=== Task statement ===
Will you quote all of the entries, word for word?

[Records from a data source]
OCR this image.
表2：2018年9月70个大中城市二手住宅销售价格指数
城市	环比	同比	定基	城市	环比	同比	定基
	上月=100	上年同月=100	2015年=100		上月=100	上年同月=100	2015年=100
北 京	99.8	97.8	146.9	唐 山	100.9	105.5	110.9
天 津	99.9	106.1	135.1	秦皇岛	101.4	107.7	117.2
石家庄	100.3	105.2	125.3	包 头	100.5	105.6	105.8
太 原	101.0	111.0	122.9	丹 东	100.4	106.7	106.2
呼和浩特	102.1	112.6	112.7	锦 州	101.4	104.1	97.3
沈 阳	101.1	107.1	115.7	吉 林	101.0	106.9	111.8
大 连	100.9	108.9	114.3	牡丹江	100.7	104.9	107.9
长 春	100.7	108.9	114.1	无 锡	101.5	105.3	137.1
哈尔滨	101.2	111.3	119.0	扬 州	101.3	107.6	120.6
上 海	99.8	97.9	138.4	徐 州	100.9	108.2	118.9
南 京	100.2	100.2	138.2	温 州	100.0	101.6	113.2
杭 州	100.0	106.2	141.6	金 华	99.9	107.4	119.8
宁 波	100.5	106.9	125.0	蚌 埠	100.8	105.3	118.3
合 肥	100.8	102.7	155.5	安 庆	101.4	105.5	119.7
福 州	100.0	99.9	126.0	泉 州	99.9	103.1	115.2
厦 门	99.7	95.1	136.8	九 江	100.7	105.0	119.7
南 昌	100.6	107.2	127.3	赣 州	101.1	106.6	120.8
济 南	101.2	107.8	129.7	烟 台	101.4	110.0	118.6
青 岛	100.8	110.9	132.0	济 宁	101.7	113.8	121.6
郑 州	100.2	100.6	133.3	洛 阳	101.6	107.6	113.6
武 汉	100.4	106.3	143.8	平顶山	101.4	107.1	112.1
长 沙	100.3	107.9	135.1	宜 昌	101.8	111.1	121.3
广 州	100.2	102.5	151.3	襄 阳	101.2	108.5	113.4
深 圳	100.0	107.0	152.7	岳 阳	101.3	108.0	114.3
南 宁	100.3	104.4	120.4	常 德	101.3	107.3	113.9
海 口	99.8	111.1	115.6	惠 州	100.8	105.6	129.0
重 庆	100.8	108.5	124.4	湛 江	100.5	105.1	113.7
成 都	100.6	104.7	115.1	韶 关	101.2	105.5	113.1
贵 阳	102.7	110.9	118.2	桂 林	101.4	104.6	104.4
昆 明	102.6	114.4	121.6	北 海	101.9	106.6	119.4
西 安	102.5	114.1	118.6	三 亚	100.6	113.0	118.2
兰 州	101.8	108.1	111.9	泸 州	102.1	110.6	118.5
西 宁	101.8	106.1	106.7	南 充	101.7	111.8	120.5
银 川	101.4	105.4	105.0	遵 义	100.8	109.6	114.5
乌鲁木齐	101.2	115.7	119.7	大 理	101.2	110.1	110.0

=== Worked solution ===
OCR this image.
表2：2018年9月70个大中城市二手住宅销售价格指数
城市	环比	同比	定基	城市	环比	同比	定基
	上月=100	上年同月=100	2015年=100		上月=100	上年同月=100	2015年=100
北 京	99.8	97.8	146.9	唐 山	100.9	105.5	110.9
天 津	99.9	106.1	135.1	秦皇岛	101.4	107.7	117.2
石家庄	100.3	105.2	125.3	包 头	100.5	105.6	105.8
太 原	101.0	111.0	122.9	丹 东	100.4	106.7	106.2
呼和浩特	102.1	112.6	112.7	锦 州	101.4	104.1	97.3
沈 阳	101.1	107.1	115.7	吉 林	101.0	106.9	111.8
大 连	100.9	108.9	114.3	牡丹江	100.7	104.9	107.9
长 春	100.7	108.9	114.1	无 锡	101.5	105.3	137.1
哈尔滨	101.2	111.3	119.0	扬 州	101.3	107.6	120.6
上 海	99.8	97.9	138.4	徐 州	100.9	108.2	118.9
南 京	100.2	100.2	138.2	温 州	100.0	101.6	113.2
杭 州	100.0	106.2	141.6	金 华	99.9	107.4	119.8
宁 波	100.5	106.9	125.0	蚌 埠	100.8	105.3	118.3
合 肥	100.8	102.7	155.5	安 庆	101.4	105.5	119.7
福 州	100.0	99.9	126.0	泉 州	99.9	103.1	115.2
厦 门	99.7	95.1	136.8	九 江	100.7	105.0	119.7
南 昌	100.6	107.2	127.3	赣 州	101.1	106.6	120.8
济 南	101.2	107.8	129.7	烟 台	101.4	110.0	118.6
青 岛	100.8	110.9	132.0	济 宁	101.7	113.8	121.6
郑 州	100.2	100.6	133.3	洛 阳	101.6	107.6	113.6
武 汉	100.4	106.3	143.8	平顶山	101.4	107.1	112.1
长 沙	100.3	107.9	135.1	宜 昌	101.8	111.1	121.3
广 州	100.2	102.5	151.3	襄 阳	101.2	108.5	113.4
深 圳	100.0	107.0	152.7	岳 阳	101.3	108.0	114.3
南 宁	100.3	104.4	120.4	常 德	101.3	107.3	113.9
海 口	99.8	111.1	115.6	惠 州	100.8	105.6	129.0
重 庆	100.8	108.5	124.4	湛 江	100.5	105.1	113.7
成 都	100.6	104.7	115.1	韶 关	101.2	105.5	113.1
贵 阳	102.7	110.9	118.2	桂 林	101.4	104.6	104.4
昆 明	102.6	114.4	121.6	北 海	101.9	106.6	119.4
西 安	102.5	114.1	118.6	三 亚	100.6	113.0	118.2
兰 州	101.8	108.1	111.9	泸 州	102.1	110.6	118.5
西 宁	101.8	106.1	106.7	南 充	101.7	111.8	120.5
银 川	101.4	105.4	105.0	遵 义	100.8	109.6	114.5
乌鲁木齐	101.2	115.7	119.7	大 理	101.2	110.1	110.0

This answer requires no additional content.